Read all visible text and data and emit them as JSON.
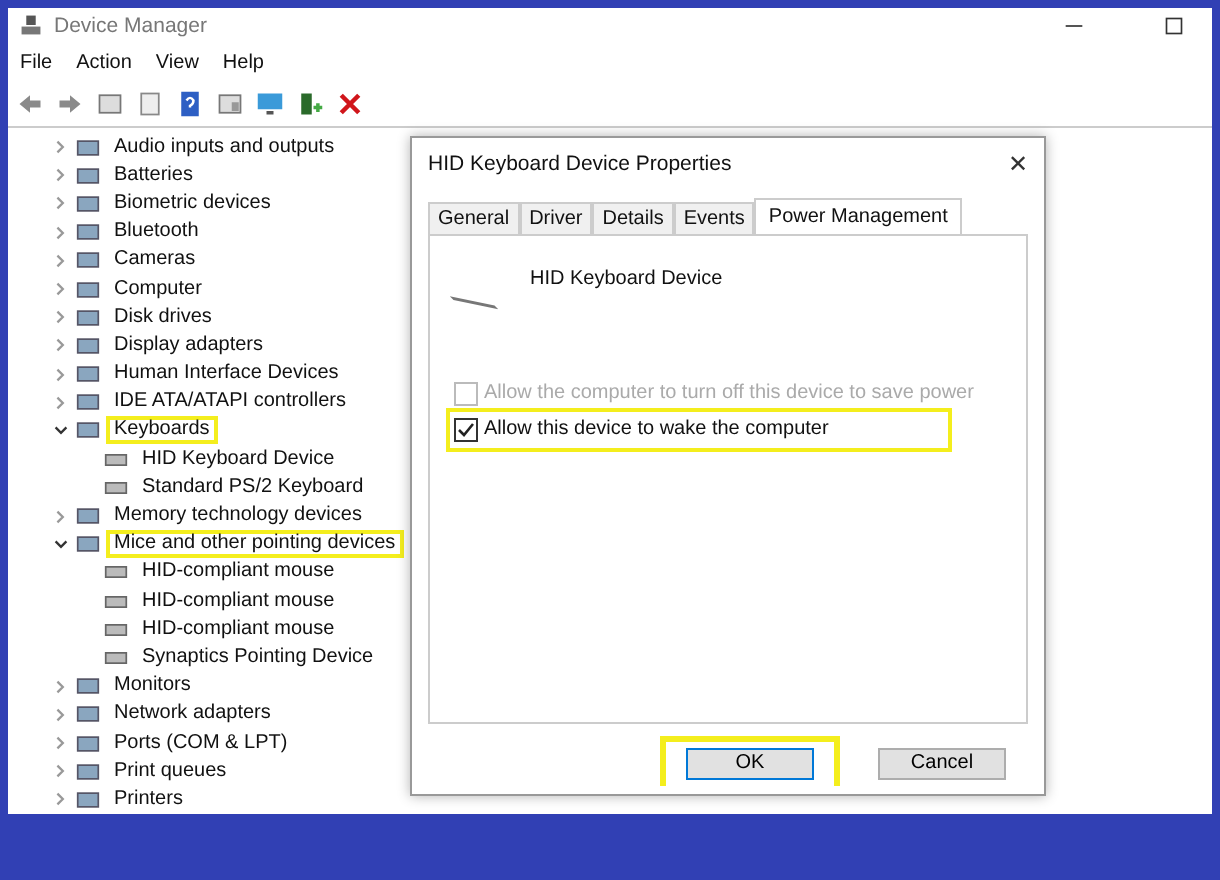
{
  "window": {
    "title": "Device Manager"
  },
  "menu": [
    "File",
    "Action",
    "View",
    "Help"
  ],
  "tree": [
    {
      "label": "Audio inputs and outputs",
      "expanded": false,
      "highlighted": false
    },
    {
      "label": "Batteries",
      "expanded": false,
      "highlighted": false
    },
    {
      "label": "Biometric devices",
      "expanded": false,
      "highlighted": false
    },
    {
      "label": "Bluetooth",
      "expanded": false,
      "highlighted": false
    },
    {
      "label": "Cameras",
      "expanded": false,
      "highlighted": false
    },
    {
      "label": "Computer",
      "expanded": false,
      "highlighted": false
    },
    {
      "label": "Disk drives",
      "expanded": false,
      "highlighted": false
    },
    {
      "label": "Display adapters",
      "expanded": false,
      "highlighted": false
    },
    {
      "label": "Human Interface Devices",
      "expanded": false,
      "highlighted": false
    },
    {
      "label": "IDE ATA/ATAPI controllers",
      "expanded": false,
      "highlighted": false
    },
    {
      "label": "Keyboards",
      "expanded": true,
      "highlighted": true,
      "children": [
        {
          "label": "HID Keyboard Device"
        },
        {
          "label": "Standard PS/2 Keyboard"
        }
      ]
    },
    {
      "label": "Memory technology devices",
      "expanded": false,
      "highlighted": false
    },
    {
      "label": "Mice and other pointing devices",
      "expanded": true,
      "highlighted": true,
      "children": [
        {
          "label": "HID-compliant mouse"
        },
        {
          "label": "HID-compliant mouse"
        },
        {
          "label": "HID-compliant mouse"
        },
        {
          "label": "Synaptics Pointing Device"
        }
      ]
    },
    {
      "label": "Monitors",
      "expanded": false,
      "highlighted": false
    },
    {
      "label": "Network adapters",
      "expanded": false,
      "highlighted": false
    },
    {
      "label": "Ports (COM & LPT)",
      "expanded": false,
      "highlighted": false
    },
    {
      "label": "Print queues",
      "expanded": false,
      "highlighted": false
    },
    {
      "label": "Printers",
      "expanded": false,
      "highlighted": false
    }
  ],
  "dialog": {
    "title": "HID Keyboard Device Properties",
    "close": "✕",
    "tabs": [
      {
        "label": "General",
        "selected": false
      },
      {
        "label": "Driver",
        "selected": false
      },
      {
        "label": "Details",
        "selected": false
      },
      {
        "label": "Events",
        "selected": false
      },
      {
        "label": "Power Management",
        "selected": true
      }
    ],
    "device_name": "HID Keyboard Device",
    "options": [
      {
        "label": "Allow the computer to turn off this device to save power",
        "checked": false,
        "disabled": true,
        "highlighted": false
      },
      {
        "label": "Allow this device to wake the computer",
        "checked": true,
        "disabled": false,
        "highlighted": true
      }
    ],
    "buttons": [
      {
        "label": "OK",
        "highlighted": true
      },
      {
        "label": "Cancel",
        "highlighted": false
      }
    ]
  }
}
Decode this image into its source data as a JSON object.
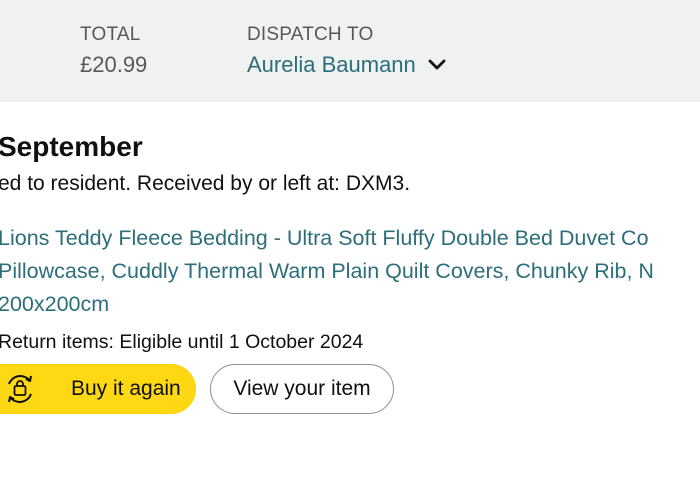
{
  "header": {
    "total_label": "TOTAL",
    "total_value": "£20.99",
    "dispatch_label": "DISPATCH TO",
    "dispatch_value": "Aurelia Baumann",
    "dispatch_icon": "chevron-down-icon"
  },
  "shipment": {
    "status_title": "September",
    "status_detail": "ed to resident. Received by or left at: DXM3."
  },
  "product": {
    "title_lines": [
      "Lions Teddy Fleece Bedding - Ultra Soft Fluffy Double Bed Duvet Co",
      "Pillowcase, Cuddly Thermal Warm Plain Quilt Covers, Chunky Rib, N",
      "200x200cm"
    ],
    "return_info": "Return items: Eligible until 1 October 2024"
  },
  "actions": {
    "buy_again_label": "Buy it again",
    "buy_again_icon": "buy-again-icon",
    "view_item_label": "View your item"
  },
  "colors": {
    "header_bg": "#f0f2f2",
    "link": "#2c6e7a",
    "buy_button": "#ffd814"
  }
}
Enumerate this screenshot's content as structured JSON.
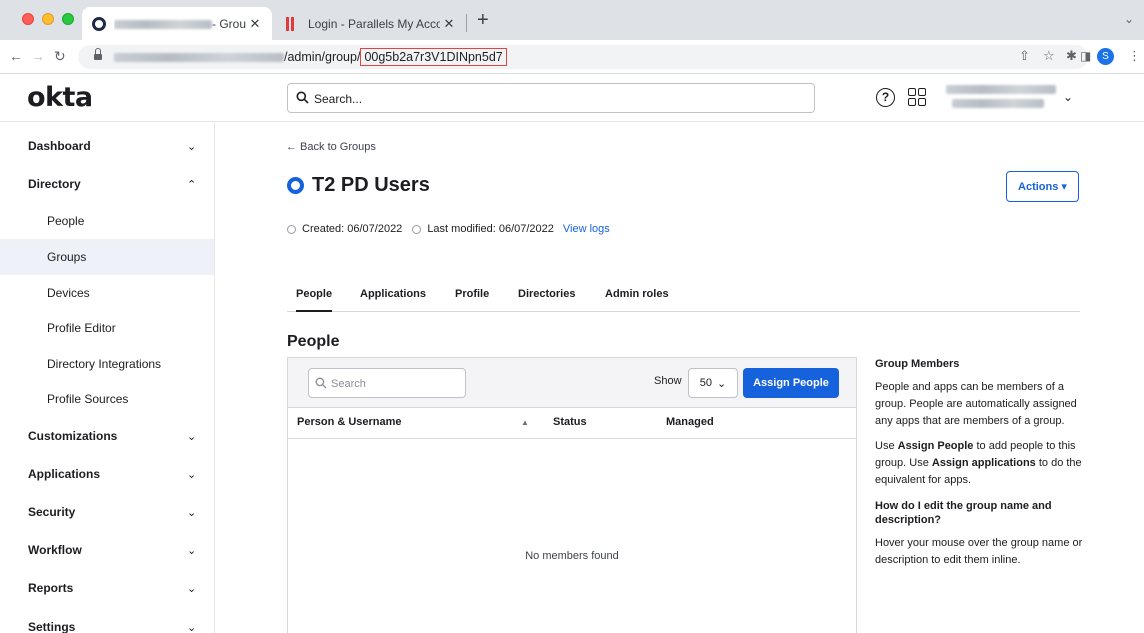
{
  "browser": {
    "tabs": [
      {
        "title_suffix": "- Group"
      },
      {
        "title": "Login - Parallels My Account"
      }
    ],
    "url": {
      "path": "/admin/group/",
      "group_id": "00g5b2a7r3V1DINpn5d7"
    },
    "profile_initial": "S"
  },
  "header": {
    "logo": "okta",
    "search_placeholder": "Search..."
  },
  "sidebar": {
    "items": [
      {
        "label": "Dashboard"
      },
      {
        "label": "Directory"
      },
      {
        "label": "People"
      },
      {
        "label": "Groups"
      },
      {
        "label": "Devices"
      },
      {
        "label": "Profile Editor"
      },
      {
        "label": "Directory Integrations"
      },
      {
        "label": "Profile Sources"
      },
      {
        "label": "Customizations"
      },
      {
        "label": "Applications"
      },
      {
        "label": "Security"
      },
      {
        "label": "Workflow"
      },
      {
        "label": "Reports"
      },
      {
        "label": "Settings"
      }
    ]
  },
  "main": {
    "back_link": "← Back to Groups",
    "group_name": "T2 PD Users",
    "actions_label": "Actions ▾",
    "created": "Created: 06/07/2022",
    "modified": "Last modified: 06/07/2022",
    "view_logs": "View logs",
    "tabs": [
      {
        "label": "People"
      },
      {
        "label": "Applications"
      },
      {
        "label": "Profile"
      },
      {
        "label": "Directories"
      },
      {
        "label": "Admin roles"
      }
    ],
    "section_title": "People",
    "people_search_placeholder": "Search",
    "show_label": "Show",
    "page_size": "50",
    "assign_people": "Assign People",
    "columns": [
      "Person & Username",
      "Status",
      "Managed"
    ],
    "empty_message": "No members found"
  },
  "aside": {
    "heading1": "Group Members",
    "para1": "People and apps can be members of a group. People are automatically assigned any apps that are members of a group.",
    "para2_a": "Use ",
    "para2_b": "Assign People",
    "para2_c": " to add people to this group. Use ",
    "para2_d": "Assign applications",
    "para2_e": " to do the equivalent for apps.",
    "heading2": "How do I edit the group name and description?",
    "para3": "Hover your mouse over the group name or description to edit them inline."
  }
}
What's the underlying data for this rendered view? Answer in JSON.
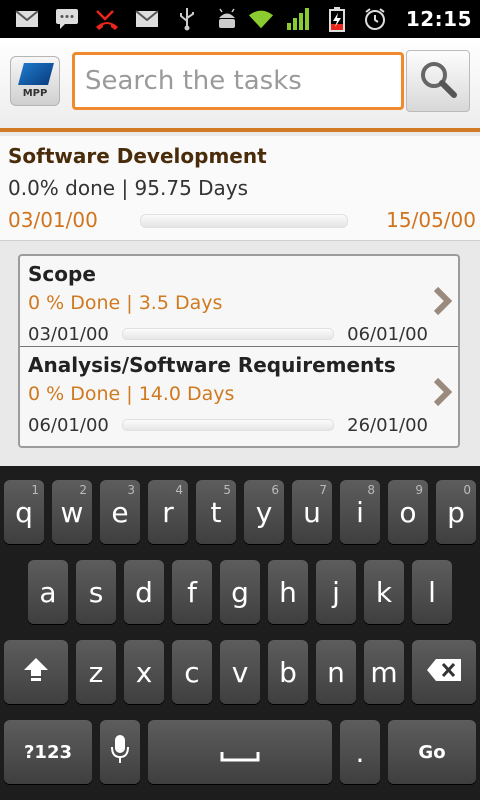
{
  "status_bar": {
    "time": "12:15",
    "left_icons": [
      "gmail-icon",
      "sms-icon",
      "missed-call-icon",
      "gmail-icon",
      "usb-icon",
      "android-debug-icon"
    ],
    "right_icons": [
      "wifi-icon",
      "signal-icon",
      "battery-charging-icon",
      "alarm-icon"
    ]
  },
  "header": {
    "logo_text": "MPP",
    "search_placeholder": "Search the tasks",
    "search_value": "",
    "accent_color": "#f08a2c"
  },
  "project": {
    "title": "Software Development",
    "summary": "0.0% done | 95.75 Days",
    "start": "03/01/00",
    "end": "15/05/00",
    "progress": 0.0
  },
  "tasks": [
    {
      "name": "Scope",
      "meta": "0 % Done | 3.5 Days",
      "start": "03/01/00",
      "end": "06/01/00",
      "progress": 0
    },
    {
      "name": "Analysis/Software Requirements",
      "meta": "0 % Done | 14.0 Days",
      "start": "06/01/00",
      "end": "26/01/00",
      "progress": 0
    }
  ],
  "keyboard": {
    "row1": [
      {
        "k": "q",
        "h": "1"
      },
      {
        "k": "w",
        "h": "2"
      },
      {
        "k": "e",
        "h": "3"
      },
      {
        "k": "r",
        "h": "4"
      },
      {
        "k": "t",
        "h": "5"
      },
      {
        "k": "y",
        "h": "6"
      },
      {
        "k": "u",
        "h": "7"
      },
      {
        "k": "i",
        "h": "8"
      },
      {
        "k": "o",
        "h": "9"
      },
      {
        "k": "p",
        "h": "0"
      }
    ],
    "row2": [
      "a",
      "s",
      "d",
      "f",
      "g",
      "h",
      "j",
      "k",
      "l"
    ],
    "row3": [
      "z",
      "x",
      "c",
      "v",
      "b",
      "n",
      "m"
    ],
    "symbols": "?123",
    "period": ".",
    "go": "Go"
  }
}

^^^^^^^^^^^^^^^^

STATED GOAL:
Report only the number of lines in the listing that contain the word "start".

FULL SOLUTION:
3